[Records]
begin
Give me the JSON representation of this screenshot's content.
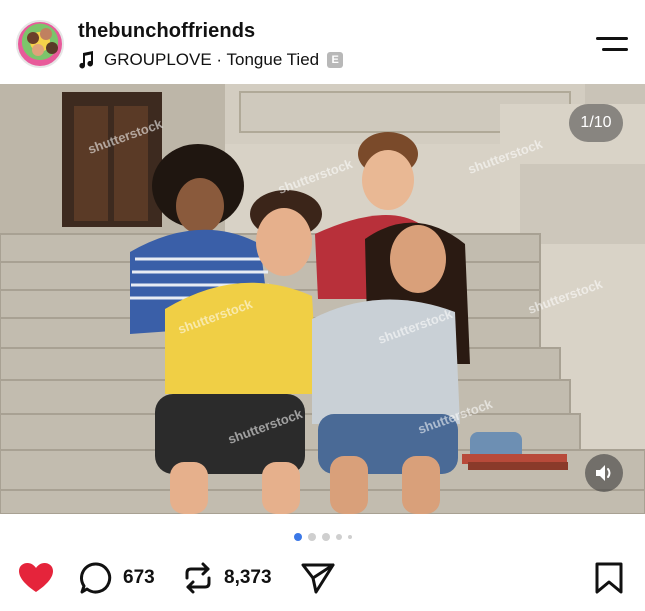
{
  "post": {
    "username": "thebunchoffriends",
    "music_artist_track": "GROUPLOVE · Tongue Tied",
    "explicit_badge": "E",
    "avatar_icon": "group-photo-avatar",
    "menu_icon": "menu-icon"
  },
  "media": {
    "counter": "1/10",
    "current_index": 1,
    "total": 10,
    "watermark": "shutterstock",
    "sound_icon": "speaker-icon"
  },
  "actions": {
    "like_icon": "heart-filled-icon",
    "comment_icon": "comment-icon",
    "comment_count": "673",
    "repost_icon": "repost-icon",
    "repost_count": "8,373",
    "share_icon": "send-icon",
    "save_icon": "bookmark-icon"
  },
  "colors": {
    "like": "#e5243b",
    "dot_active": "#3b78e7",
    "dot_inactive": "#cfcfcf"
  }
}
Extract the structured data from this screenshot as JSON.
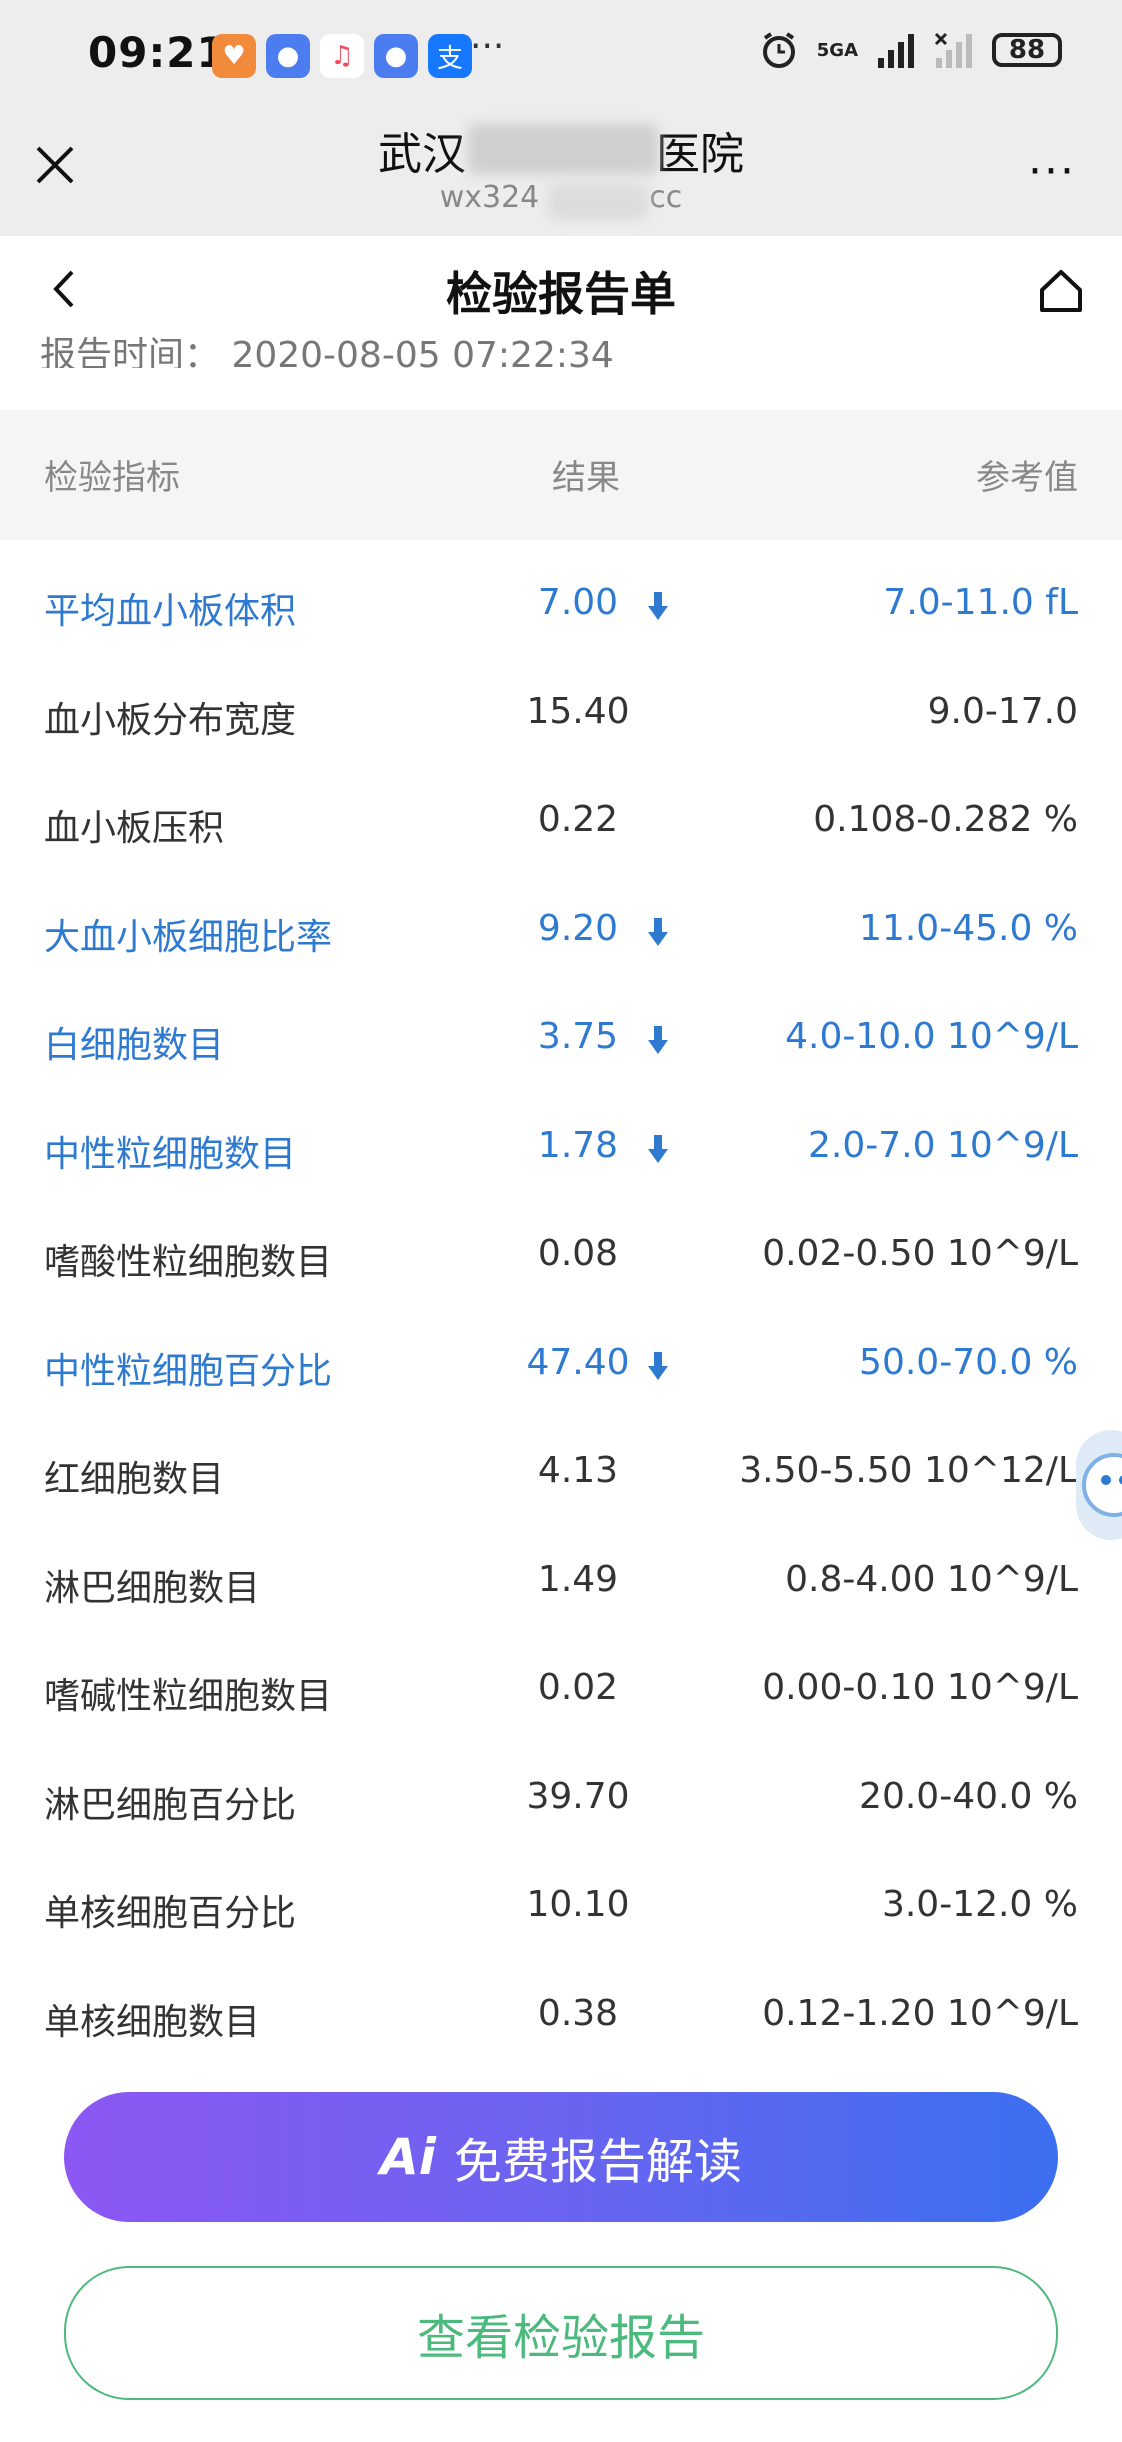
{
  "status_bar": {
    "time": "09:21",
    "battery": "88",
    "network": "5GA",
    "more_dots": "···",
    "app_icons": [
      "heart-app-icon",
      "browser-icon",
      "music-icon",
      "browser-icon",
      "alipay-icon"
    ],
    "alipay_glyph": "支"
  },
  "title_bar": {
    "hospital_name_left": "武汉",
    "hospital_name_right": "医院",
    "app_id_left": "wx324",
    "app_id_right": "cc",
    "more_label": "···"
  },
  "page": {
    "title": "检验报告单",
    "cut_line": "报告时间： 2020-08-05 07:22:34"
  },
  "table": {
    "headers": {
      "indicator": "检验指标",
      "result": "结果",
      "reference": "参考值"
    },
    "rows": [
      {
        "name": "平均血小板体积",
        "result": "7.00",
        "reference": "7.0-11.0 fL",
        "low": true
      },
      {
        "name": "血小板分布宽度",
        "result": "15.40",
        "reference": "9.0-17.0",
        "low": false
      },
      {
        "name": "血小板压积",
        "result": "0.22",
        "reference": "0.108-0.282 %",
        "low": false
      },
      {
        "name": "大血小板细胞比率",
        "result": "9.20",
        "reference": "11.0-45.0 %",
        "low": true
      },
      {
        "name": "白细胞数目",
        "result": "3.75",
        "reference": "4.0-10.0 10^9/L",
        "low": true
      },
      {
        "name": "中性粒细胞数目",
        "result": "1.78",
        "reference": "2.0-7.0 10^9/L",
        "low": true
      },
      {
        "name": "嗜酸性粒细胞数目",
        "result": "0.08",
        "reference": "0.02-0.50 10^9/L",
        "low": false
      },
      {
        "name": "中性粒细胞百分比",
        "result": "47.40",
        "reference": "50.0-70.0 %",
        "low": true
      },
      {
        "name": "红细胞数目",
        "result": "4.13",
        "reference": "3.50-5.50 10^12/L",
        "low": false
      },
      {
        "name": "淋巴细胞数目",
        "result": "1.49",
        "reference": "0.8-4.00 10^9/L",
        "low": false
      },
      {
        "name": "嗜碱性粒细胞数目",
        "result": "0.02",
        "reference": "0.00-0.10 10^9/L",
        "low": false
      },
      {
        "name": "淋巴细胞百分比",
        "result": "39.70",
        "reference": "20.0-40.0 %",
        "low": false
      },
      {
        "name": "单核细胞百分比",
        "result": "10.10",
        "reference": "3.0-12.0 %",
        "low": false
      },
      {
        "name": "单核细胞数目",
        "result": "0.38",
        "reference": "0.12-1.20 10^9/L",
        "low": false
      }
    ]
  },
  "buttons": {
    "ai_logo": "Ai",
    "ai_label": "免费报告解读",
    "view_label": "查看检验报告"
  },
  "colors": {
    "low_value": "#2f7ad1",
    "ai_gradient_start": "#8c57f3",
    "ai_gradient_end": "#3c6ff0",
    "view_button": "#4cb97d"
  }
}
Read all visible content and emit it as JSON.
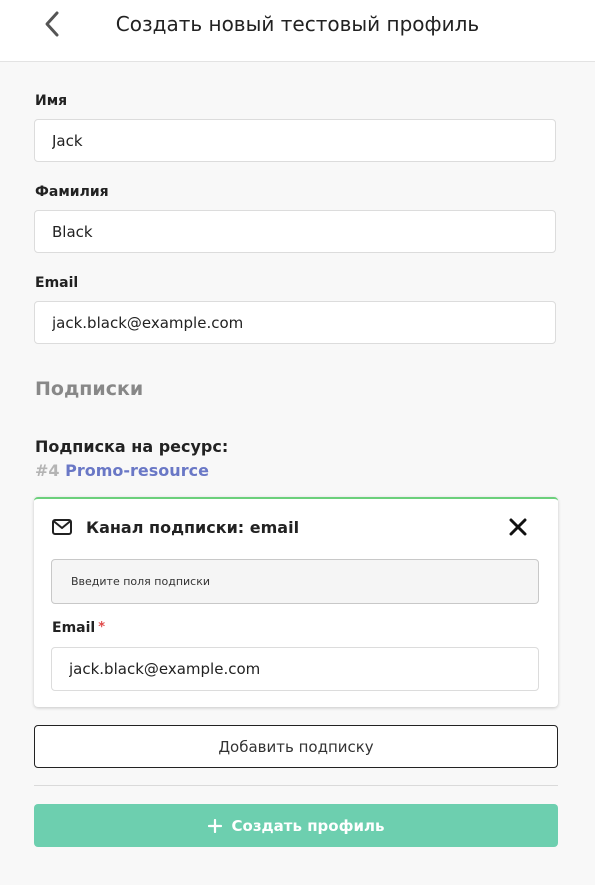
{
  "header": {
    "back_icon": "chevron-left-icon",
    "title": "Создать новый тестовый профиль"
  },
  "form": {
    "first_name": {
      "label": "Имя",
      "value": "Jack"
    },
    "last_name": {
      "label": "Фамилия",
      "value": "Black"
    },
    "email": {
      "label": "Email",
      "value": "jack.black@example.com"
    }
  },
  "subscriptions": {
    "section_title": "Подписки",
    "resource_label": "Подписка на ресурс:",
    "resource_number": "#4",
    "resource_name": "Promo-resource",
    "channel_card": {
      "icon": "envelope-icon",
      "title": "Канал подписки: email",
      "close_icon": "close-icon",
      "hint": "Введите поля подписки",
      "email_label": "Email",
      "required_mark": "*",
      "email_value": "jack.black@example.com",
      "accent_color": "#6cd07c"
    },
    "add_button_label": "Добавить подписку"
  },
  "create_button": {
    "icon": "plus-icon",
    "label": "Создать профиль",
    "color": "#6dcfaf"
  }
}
end
> **What is being asked**:
Omit the pictures. Transcribe every record exactly.

> **Task response**:
Give me the JSON representation of this screenshot's content.
{
  "post": {
    "username": "thebunchoffriends",
    "music_artist_track": "GROUPLOVE · Tongue Tied",
    "explicit_badge": "E",
    "avatar_icon": "group-photo-avatar",
    "menu_icon": "menu-icon"
  },
  "media": {
    "counter": "1/10",
    "current_index": 1,
    "total": 10,
    "watermark": "shutterstock",
    "sound_icon": "speaker-icon"
  },
  "actions": {
    "like_icon": "heart-filled-icon",
    "comment_icon": "comment-icon",
    "comment_count": "673",
    "repost_icon": "repost-icon",
    "repost_count": "8,373",
    "share_icon": "send-icon",
    "save_icon": "bookmark-icon"
  },
  "colors": {
    "like": "#e5243b",
    "dot_active": "#3b78e7",
    "dot_inactive": "#cfcfcf"
  }
}
Extract the structured data from this screenshot as JSON.
{
  "status_bar": {
    "time": "09:21",
    "battery": "88",
    "network": "5GA",
    "more_dots": "···",
    "app_icons": [
      "heart-app-icon",
      "browser-icon",
      "music-icon",
      "browser-icon",
      "alipay-icon"
    ],
    "alipay_glyph": "支"
  },
  "title_bar": {
    "hospital_name_left": "武汉",
    "hospital_name_right": "医院",
    "app_id_left": "wx324",
    "app_id_right": "cc",
    "more_label": "···"
  },
  "page": {
    "title": "检验报告单",
    "cut_line": "报告时间： 2020-08-05 07:22:34"
  },
  "table": {
    "headers": {
      "indicator": "检验指标",
      "result": "结果",
      "reference": "参考值"
    },
    "rows": [
      {
        "name": "平均血小板体积",
        "result": "7.00",
        "reference": "7.0-11.0 fL",
        "low": true
      },
      {
        "name": "血小板分布宽度",
        "result": "15.40",
        "reference": "9.0-17.0",
        "low": false
      },
      {
        "name": "血小板压积",
        "result": "0.22",
        "reference": "0.108-0.282 %",
        "low": false
      },
      {
        "name": "大血小板细胞比率",
        "result": "9.20",
        "reference": "11.0-45.0 %",
        "low": true
      },
      {
        "name": "白细胞数目",
        "result": "3.75",
        "reference": "4.0-10.0 10^9/L",
        "low": true
      },
      {
        "name": "中性粒细胞数目",
        "result": "1.78",
        "reference": "2.0-7.0 10^9/L",
        "low": true
      },
      {
        "name": "嗜酸性粒细胞数目",
        "result": "0.08",
        "reference": "0.02-0.50 10^9/L",
        "low": false
      },
      {
        "name": "中性粒细胞百分比",
        "result": "47.40",
        "reference": "50.0-70.0 %",
        "low": true
      },
      {
        "name": "红细胞数目",
        "result": "4.13",
        "reference": "3.50-5.50 10^12/L",
        "low": false
      },
      {
        "name": "淋巴细胞数目",
        "result": "1.49",
        "reference": "0.8-4.00 10^9/L",
        "low": false
      },
      {
        "name": "嗜碱性粒细胞数目",
        "result": "0.02",
        "reference": "0.00-0.10 10^9/L",
        "low": false
      },
      {
        "name": "淋巴细胞百分比",
        "result": "39.70",
        "reference": "20.0-40.0 %",
        "low": false
      },
      {
        "name": "单核细胞百分比",
        "result": "10.10",
        "reference": "3.0-12.0 %",
        "low": false
      },
      {
        "name": "单核细胞数目",
        "result": "0.38",
        "reference": "0.12-1.20 10^9/L",
        "low": false
      }
    ]
  },
  "buttons": {
    "ai_logo": "Ai",
    "ai_label": "免费报告解读",
    "view_label": "查看检验报告"
  },
  "colors": {
    "low_value": "#2f7ad1",
    "ai_gradient_start": "#8c57f3",
    "ai_gradient_end": "#3c6ff0",
    "view_button": "#4cb97d"
  }
}
Read all visible content and emit it as JSON.
{
  "header": {
    "back_icon": "chevron-left-icon",
    "title": "Создать новый тестовый профиль"
  },
  "form": {
    "first_name": {
      "label": "Имя",
      "value": "Jack"
    },
    "last_name": {
      "label": "Фамилия",
      "value": "Black"
    },
    "email": {
      "label": "Email",
      "value": "jack.black@example.com"
    }
  },
  "subscriptions": {
    "section_title": "Подписки",
    "resource_label": "Подписка на ресурс:",
    "resource_number": "#4",
    "resource_name": "Promo-resource",
    "channel_card": {
      "icon": "envelope-icon",
      "title": "Канал подписки: email",
      "close_icon": "close-icon",
      "hint": "Введите поля подписки",
      "email_label": "Email",
      "required_mark": "*",
      "email_value": "jack.black@example.com",
      "accent_color": "#6cd07c"
    },
    "add_button_label": "Добавить подписку"
  },
  "create_button": {
    "icon": "plus-icon",
    "label": "Создать профиль",
    "color": "#6dcfaf"
  }
}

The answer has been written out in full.